> _DO THIS_:
Please repeat word for word the lines below, from the line with "Patent image size: (523, 421)." through the line with "The bottom surface 142 is at (225, 267).".

> _MATERIAL PROVIDED_:
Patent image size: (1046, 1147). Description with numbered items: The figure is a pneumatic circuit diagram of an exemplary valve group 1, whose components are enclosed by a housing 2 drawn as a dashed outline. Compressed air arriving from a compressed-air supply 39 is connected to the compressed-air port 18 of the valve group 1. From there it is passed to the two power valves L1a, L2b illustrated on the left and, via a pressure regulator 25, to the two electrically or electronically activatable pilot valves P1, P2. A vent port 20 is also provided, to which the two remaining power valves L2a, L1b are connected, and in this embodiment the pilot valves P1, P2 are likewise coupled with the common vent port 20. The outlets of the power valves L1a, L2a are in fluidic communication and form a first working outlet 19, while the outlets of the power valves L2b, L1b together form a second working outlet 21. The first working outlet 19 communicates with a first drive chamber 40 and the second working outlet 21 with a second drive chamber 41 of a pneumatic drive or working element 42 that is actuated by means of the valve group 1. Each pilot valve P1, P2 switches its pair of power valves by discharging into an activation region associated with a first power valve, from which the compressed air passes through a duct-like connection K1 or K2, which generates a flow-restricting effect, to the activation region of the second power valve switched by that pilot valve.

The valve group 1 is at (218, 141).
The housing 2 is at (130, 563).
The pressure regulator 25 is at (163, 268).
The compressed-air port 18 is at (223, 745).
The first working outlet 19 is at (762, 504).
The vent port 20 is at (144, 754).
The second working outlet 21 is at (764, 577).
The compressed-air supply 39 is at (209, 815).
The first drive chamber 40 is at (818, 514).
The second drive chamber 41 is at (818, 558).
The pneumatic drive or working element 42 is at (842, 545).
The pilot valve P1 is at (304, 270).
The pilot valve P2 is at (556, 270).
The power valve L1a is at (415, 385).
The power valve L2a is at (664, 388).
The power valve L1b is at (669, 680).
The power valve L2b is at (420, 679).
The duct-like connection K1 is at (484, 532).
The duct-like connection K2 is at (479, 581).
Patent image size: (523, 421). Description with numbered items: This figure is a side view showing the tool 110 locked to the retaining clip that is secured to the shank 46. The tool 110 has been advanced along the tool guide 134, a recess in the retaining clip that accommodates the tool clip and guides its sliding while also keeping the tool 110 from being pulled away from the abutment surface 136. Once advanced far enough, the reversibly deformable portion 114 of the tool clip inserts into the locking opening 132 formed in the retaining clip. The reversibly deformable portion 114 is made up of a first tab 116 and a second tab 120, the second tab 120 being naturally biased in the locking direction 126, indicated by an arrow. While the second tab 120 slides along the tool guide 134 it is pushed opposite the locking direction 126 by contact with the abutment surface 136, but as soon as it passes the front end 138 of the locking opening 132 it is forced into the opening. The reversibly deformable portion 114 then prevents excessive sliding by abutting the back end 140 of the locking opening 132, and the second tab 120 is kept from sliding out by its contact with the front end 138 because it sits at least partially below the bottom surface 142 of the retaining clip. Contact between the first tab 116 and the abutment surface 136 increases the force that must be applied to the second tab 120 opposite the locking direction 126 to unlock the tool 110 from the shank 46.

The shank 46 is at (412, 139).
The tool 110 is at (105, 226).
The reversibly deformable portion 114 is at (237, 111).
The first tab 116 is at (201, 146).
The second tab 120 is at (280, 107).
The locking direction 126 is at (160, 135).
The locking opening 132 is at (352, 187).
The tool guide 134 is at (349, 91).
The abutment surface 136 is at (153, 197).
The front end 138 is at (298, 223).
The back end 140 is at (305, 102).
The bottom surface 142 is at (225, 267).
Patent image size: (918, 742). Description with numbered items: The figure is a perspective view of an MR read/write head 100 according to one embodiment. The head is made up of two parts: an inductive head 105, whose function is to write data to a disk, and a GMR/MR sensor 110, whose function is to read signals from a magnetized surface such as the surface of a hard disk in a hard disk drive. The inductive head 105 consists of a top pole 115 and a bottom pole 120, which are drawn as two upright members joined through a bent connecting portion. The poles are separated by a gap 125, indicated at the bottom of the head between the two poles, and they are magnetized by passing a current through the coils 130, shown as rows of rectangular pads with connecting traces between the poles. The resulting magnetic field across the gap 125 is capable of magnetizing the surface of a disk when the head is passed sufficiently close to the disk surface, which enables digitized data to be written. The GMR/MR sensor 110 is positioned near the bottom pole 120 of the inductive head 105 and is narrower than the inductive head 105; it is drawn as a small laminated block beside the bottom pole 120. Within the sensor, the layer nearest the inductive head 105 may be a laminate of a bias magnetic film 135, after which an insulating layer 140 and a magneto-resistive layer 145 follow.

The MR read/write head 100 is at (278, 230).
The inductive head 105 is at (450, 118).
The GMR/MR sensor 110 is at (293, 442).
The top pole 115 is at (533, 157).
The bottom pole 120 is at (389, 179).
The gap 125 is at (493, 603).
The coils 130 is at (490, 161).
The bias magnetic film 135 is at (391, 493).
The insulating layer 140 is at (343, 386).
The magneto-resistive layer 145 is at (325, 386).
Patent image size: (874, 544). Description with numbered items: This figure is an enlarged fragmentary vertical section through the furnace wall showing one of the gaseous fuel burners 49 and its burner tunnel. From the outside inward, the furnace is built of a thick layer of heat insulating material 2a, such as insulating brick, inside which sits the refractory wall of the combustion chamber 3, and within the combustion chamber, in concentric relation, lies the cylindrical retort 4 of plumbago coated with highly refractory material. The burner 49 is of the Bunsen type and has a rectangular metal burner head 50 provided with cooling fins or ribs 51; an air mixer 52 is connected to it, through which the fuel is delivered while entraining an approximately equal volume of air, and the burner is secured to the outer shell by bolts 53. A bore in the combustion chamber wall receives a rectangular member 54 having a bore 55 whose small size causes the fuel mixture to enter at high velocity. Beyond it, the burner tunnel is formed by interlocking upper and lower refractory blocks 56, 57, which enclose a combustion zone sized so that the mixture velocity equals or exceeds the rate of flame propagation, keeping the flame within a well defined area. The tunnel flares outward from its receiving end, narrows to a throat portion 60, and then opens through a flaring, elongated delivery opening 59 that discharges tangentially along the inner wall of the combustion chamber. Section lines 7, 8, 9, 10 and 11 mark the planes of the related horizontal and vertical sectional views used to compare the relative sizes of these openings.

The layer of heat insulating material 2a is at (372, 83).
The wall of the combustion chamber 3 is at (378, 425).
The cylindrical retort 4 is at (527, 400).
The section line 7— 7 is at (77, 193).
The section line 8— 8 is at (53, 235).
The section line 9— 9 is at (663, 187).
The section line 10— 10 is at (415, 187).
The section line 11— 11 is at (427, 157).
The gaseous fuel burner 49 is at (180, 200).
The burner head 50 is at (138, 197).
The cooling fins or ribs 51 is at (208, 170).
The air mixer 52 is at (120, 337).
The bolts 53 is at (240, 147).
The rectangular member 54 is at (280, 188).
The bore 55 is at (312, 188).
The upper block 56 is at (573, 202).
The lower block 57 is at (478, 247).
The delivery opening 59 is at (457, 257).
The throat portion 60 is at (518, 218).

> _CORRECT ANSWER_:
Patent image size: (523, 421). Description with numbered items: This figure is a side view showing the tool 110 locked to the retaining clip that is secured to the shank 46. The tool 110 has been advanced along the tool guide 134, a recess in the retaining clip that accommodates the tool clip and guides its sliding while also keeping the tool 110 from being pulled away from the abutment surface 136. Once advanced far enough, the reversibly deformable portion 114 of the tool clip inserts into the locking opening 132 formed in the retaining clip. The reversibly deformable portion 114 is made up of a first tab 116 and a second tab 120, the second tab 120 being naturally biased in the locking direction 126, indicated by an arrow. While the second tab 120 slides along the tool guide 134 it is pushed opposite the locking direction 126 by contact with the abutment surface 136, but as soon as it passes the front end 138 of the locking opening 132 it is forced into the opening. The reversibly deformable portion 114 then prevents excessive sliding by abutting the back end 140 of the locking opening 132, and the second tab 120 is kept from sliding out by its contact with the front end 138 because it sits at least partially below the bottom surface 142 of the retaining clip. Contact between the first tab 116 and the abutment surface 136 increases the force that must be applied to the second tab 120 opposite the locking direction 126 to unlock the tool 110 from the shank 46.

The shank 46 is at (412, 139).
The tool 110 is at (105, 226).
The reversibly deformable portion 114 is at (237, 111).
The first tab 116 is at (201, 146).
The second tab 120 is at (280, 107).
The locking direction 126 is at (160, 135).
The locking opening 132 is at (352, 187).
The tool guide 134 is at (349, 91).
The abutment surface 136 is at (153, 197).
The front end 138 is at (298, 223).
The back end 140 is at (305, 102).
The bottom surface 142 is at (225, 267).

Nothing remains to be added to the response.